# TASK:
List each line of the data that holds the string "estudiantes".

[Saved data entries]

▽

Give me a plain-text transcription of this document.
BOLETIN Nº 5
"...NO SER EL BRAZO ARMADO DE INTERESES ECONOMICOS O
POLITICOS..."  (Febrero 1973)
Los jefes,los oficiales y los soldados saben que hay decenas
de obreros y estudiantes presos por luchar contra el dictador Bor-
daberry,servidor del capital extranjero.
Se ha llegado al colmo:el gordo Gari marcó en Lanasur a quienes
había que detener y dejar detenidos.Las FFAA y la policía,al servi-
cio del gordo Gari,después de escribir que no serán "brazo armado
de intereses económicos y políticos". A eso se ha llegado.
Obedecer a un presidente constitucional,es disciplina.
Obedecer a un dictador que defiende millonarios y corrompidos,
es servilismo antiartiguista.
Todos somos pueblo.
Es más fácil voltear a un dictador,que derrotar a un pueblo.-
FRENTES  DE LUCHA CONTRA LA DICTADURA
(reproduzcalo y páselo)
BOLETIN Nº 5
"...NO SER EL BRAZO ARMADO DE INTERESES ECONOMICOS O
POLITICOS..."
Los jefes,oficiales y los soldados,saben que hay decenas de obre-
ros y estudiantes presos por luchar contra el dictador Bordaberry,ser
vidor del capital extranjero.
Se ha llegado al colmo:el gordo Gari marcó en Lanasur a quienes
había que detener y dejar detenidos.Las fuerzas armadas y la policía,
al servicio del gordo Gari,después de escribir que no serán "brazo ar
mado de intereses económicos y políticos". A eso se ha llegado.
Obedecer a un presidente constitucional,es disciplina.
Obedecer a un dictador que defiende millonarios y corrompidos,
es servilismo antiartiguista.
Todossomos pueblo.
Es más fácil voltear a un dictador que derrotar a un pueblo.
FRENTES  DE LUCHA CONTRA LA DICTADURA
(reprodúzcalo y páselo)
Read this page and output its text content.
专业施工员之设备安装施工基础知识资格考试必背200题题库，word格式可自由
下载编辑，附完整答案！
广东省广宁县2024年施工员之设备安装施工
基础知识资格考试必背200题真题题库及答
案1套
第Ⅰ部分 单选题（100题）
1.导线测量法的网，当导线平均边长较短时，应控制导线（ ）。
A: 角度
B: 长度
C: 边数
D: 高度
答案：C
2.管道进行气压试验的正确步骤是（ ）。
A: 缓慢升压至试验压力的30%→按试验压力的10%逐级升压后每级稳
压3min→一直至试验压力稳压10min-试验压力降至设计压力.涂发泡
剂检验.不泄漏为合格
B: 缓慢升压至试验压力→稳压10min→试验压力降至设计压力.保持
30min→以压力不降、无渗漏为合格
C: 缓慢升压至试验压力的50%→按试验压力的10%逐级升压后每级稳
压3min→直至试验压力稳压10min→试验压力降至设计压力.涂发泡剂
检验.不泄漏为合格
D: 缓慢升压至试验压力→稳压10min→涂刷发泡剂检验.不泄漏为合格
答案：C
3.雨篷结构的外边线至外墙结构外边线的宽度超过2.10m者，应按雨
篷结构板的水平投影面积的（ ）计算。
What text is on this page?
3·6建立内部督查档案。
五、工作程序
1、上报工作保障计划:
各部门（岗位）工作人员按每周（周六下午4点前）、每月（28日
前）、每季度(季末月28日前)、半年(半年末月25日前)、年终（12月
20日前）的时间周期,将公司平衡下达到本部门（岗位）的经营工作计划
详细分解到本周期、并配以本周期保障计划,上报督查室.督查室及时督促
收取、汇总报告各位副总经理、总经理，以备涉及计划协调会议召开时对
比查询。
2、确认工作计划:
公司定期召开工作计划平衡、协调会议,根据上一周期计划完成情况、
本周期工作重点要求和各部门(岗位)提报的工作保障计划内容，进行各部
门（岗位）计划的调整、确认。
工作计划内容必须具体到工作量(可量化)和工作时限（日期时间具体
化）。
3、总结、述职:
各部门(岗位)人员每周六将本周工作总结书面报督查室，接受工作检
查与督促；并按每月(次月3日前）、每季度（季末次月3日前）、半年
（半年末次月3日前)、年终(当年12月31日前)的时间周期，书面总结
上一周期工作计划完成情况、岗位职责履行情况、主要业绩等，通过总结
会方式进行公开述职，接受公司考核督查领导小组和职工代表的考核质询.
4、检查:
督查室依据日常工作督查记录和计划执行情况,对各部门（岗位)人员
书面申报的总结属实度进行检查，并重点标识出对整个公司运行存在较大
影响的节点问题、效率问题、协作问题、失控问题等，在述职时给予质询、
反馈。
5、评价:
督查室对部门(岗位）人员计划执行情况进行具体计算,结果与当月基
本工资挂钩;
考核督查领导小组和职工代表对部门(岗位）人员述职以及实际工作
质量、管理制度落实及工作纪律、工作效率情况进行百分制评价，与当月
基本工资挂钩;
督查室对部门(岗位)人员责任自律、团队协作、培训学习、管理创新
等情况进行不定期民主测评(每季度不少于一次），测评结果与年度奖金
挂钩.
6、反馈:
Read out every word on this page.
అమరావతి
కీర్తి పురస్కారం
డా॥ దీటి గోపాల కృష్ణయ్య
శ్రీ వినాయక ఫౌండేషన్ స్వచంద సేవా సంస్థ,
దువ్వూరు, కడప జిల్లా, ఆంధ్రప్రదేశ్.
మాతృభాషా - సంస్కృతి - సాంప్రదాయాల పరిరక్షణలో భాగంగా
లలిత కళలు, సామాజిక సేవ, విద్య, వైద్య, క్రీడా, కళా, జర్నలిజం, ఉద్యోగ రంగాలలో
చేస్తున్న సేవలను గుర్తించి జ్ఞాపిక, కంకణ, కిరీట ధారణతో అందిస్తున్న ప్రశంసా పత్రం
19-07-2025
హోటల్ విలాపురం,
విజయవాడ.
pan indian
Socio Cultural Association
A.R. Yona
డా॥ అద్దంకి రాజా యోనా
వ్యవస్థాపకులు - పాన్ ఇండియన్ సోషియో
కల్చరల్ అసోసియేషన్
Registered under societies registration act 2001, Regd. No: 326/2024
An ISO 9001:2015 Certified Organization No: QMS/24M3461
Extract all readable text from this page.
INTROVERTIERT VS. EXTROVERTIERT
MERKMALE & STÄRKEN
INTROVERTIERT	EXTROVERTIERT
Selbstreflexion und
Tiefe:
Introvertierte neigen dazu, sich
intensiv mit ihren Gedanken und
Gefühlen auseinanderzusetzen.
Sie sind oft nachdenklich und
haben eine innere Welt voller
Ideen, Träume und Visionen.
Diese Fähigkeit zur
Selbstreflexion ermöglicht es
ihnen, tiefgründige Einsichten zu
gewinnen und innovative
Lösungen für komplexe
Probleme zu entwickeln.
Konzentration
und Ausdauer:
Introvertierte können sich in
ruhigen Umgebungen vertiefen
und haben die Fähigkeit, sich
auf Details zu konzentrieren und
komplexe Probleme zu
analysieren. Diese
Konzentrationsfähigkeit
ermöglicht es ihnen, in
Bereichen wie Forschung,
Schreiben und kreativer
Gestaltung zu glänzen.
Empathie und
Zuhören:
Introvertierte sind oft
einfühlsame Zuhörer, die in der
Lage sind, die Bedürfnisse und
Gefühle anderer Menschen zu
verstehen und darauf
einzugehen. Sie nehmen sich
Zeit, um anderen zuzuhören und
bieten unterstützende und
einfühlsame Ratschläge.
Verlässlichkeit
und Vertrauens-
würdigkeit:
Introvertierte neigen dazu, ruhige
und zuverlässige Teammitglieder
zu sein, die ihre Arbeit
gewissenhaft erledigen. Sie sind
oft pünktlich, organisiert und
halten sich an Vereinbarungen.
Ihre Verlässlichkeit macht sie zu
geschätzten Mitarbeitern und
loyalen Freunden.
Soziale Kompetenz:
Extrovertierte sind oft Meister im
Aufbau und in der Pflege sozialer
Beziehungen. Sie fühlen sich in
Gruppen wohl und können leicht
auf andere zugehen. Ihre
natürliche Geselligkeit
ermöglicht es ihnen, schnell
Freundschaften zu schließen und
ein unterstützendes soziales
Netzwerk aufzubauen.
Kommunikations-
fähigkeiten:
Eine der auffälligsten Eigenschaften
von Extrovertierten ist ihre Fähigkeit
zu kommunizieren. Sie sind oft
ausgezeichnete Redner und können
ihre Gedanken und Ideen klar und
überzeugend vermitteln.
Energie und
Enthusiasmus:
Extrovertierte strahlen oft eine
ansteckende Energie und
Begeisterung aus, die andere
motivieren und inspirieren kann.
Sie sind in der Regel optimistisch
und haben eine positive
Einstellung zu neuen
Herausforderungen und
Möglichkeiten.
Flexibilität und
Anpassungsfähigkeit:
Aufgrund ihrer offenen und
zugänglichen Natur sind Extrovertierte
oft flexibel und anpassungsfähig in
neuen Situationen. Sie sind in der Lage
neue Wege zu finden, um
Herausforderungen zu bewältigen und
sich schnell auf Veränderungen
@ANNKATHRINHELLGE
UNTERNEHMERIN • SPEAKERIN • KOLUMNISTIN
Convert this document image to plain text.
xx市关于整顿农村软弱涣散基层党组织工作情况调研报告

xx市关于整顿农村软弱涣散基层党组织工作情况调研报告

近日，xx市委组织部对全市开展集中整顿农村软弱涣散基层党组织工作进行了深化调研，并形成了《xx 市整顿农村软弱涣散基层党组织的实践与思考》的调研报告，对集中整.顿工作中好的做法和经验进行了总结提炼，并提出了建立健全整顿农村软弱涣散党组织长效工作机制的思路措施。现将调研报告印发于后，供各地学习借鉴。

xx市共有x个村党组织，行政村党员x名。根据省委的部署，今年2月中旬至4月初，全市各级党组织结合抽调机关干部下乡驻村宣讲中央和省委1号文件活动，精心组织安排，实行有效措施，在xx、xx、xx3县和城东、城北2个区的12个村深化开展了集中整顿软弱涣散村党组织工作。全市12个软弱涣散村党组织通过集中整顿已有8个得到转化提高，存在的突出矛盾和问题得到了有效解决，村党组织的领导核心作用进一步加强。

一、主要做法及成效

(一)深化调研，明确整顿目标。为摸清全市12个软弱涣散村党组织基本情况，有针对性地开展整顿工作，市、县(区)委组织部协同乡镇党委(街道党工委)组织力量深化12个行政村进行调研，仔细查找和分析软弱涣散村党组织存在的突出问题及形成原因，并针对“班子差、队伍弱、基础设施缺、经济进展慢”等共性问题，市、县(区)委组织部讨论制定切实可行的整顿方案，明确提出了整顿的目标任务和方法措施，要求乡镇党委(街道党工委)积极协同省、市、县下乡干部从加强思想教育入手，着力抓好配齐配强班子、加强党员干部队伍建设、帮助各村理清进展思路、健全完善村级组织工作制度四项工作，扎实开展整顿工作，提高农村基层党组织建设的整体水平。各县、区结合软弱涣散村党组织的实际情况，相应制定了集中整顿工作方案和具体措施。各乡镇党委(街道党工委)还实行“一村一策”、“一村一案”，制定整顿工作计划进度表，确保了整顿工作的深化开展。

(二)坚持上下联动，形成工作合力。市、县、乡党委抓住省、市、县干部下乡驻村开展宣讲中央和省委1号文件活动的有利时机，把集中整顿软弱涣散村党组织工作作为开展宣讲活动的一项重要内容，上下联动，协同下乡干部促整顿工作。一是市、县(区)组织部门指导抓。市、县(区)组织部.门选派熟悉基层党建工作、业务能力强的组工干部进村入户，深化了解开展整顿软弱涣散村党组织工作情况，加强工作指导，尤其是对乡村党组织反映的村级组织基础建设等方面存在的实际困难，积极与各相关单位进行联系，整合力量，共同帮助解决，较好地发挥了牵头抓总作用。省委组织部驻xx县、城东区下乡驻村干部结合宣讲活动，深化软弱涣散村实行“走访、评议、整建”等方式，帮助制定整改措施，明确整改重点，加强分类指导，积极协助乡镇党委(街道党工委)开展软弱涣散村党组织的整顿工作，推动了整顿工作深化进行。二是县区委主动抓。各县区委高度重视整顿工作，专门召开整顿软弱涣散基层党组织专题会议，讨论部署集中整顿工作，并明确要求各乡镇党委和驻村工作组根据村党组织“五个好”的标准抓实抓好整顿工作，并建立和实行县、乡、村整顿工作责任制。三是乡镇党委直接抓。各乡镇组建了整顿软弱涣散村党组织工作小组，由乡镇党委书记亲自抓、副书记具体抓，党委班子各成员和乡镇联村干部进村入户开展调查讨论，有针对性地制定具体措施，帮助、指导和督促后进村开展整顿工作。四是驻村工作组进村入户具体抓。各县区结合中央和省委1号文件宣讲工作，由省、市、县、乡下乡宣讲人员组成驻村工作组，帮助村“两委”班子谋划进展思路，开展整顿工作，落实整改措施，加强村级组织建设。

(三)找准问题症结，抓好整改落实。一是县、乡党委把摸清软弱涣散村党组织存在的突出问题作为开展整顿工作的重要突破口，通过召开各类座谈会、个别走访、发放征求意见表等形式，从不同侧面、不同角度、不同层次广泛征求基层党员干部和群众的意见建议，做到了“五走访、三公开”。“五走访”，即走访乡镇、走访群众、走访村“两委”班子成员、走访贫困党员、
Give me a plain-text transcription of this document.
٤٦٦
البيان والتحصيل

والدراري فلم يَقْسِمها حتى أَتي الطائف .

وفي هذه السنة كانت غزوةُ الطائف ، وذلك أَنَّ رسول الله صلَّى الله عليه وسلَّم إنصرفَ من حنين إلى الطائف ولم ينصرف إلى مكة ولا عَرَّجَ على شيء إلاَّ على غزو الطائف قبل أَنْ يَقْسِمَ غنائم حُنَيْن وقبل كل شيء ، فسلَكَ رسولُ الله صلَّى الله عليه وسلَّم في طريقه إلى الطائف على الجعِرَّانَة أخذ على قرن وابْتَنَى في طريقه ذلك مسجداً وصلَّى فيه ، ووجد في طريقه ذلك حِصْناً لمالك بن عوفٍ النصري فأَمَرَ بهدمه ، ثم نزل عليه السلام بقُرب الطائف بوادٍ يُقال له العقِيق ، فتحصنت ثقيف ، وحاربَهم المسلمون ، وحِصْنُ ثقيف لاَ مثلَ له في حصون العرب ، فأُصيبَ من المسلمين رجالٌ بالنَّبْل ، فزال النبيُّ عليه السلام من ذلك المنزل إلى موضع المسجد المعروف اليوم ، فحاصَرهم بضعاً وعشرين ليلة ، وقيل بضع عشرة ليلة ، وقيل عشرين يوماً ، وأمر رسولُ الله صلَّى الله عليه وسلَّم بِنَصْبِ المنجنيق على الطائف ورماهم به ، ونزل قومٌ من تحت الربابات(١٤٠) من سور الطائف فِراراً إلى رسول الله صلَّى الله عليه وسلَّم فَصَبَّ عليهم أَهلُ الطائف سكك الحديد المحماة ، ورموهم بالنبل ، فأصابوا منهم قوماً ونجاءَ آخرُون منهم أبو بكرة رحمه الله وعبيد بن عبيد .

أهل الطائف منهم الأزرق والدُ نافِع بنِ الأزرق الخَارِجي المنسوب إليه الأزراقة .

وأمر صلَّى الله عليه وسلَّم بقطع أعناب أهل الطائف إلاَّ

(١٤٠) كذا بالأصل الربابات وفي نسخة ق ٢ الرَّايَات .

△

# OUTPUT OF THE TASK:
de obreros y estudiantes presos por luchar contra el dictador Bor-
ros y estudiantes presos por luchar contra el dictador Bordaberry,ser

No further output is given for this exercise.